• **TASK TO CARRY OUT**: Copy all lines below containing "name".

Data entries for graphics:
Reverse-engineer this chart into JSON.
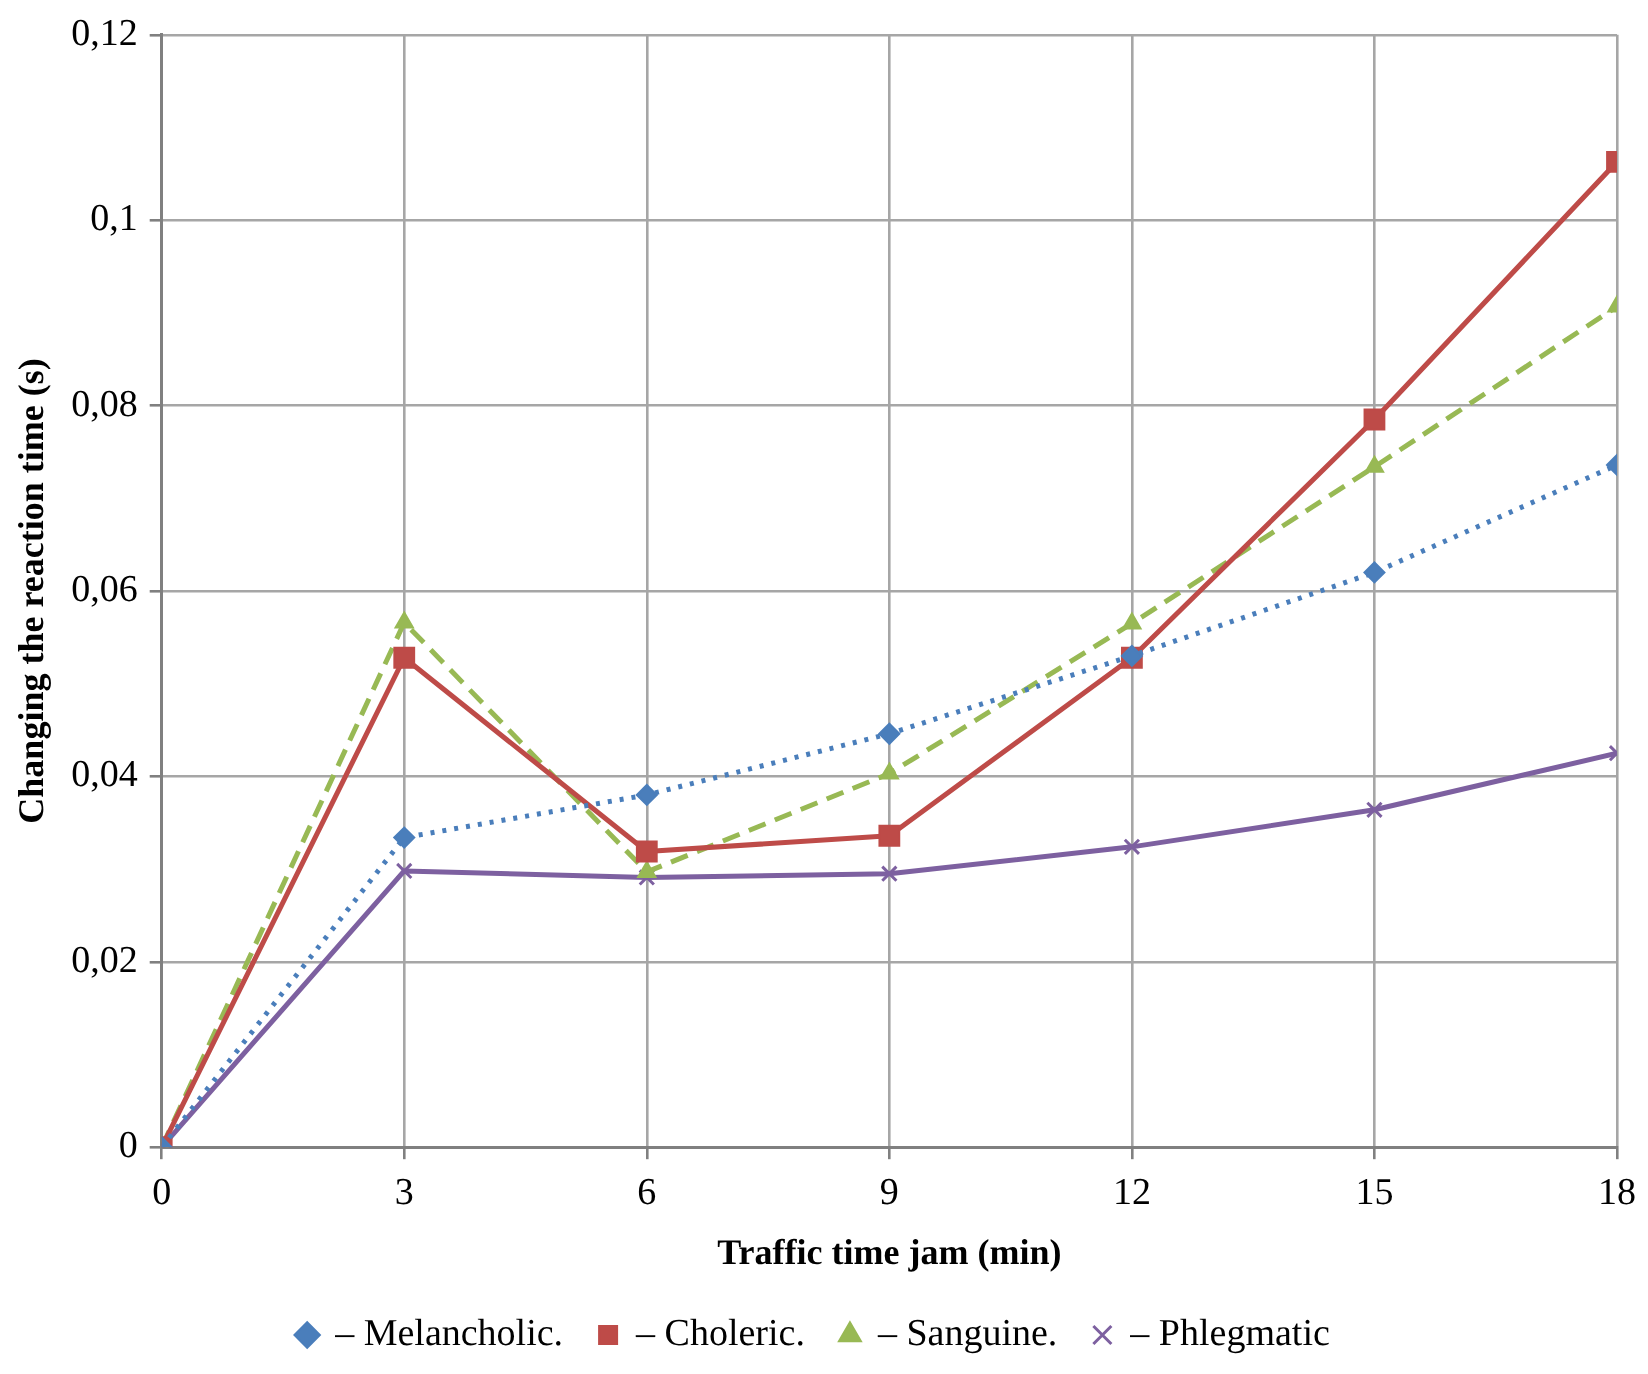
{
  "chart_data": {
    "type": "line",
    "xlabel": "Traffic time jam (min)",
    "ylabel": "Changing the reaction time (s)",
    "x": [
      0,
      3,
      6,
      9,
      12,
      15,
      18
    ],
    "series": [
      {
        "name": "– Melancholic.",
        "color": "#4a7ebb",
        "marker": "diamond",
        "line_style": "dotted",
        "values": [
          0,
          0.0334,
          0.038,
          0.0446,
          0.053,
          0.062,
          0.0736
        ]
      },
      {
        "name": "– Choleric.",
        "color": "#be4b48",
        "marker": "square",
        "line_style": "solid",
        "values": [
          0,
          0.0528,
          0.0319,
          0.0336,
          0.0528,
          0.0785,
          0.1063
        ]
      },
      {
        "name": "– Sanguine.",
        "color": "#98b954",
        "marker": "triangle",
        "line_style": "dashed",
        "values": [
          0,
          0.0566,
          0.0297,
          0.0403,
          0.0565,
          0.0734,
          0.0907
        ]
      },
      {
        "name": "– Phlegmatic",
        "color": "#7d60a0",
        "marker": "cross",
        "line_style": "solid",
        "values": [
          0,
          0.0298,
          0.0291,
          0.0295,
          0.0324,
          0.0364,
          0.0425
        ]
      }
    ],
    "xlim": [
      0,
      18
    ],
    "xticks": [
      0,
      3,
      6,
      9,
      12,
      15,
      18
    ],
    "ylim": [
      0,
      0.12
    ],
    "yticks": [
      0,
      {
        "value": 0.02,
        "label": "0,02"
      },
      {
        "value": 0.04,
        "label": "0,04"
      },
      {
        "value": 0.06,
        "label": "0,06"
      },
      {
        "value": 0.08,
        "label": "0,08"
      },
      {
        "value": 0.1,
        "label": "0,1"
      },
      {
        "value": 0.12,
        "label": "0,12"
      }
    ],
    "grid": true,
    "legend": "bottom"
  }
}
* * *
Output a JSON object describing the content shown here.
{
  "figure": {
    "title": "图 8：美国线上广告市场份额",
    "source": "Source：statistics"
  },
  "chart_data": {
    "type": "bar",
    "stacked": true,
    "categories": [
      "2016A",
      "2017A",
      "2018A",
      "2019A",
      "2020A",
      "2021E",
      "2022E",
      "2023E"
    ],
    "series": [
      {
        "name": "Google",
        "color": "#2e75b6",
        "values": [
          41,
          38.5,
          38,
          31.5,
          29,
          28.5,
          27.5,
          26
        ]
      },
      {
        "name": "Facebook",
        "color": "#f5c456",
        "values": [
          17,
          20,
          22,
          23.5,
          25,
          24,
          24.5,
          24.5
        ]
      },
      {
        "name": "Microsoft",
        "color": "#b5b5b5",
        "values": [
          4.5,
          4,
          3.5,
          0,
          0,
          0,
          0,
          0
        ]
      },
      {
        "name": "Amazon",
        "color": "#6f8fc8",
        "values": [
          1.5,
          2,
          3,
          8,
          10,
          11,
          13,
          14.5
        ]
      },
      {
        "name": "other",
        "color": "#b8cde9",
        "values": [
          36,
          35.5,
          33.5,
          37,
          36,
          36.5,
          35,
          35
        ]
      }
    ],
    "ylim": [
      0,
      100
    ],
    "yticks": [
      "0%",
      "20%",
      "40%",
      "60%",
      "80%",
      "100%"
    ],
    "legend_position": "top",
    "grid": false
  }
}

• **TASK RESPONSE**:
        "name": "– Melancholic.",
        "name": "– Choleric.",
        "name": "– Sanguine.",
        "name": "– Phlegmatic",
        "name": "Google",
        "name": "Facebook",
        "name": "Microsoft",
        "name": "Amazon",
        "name": "other",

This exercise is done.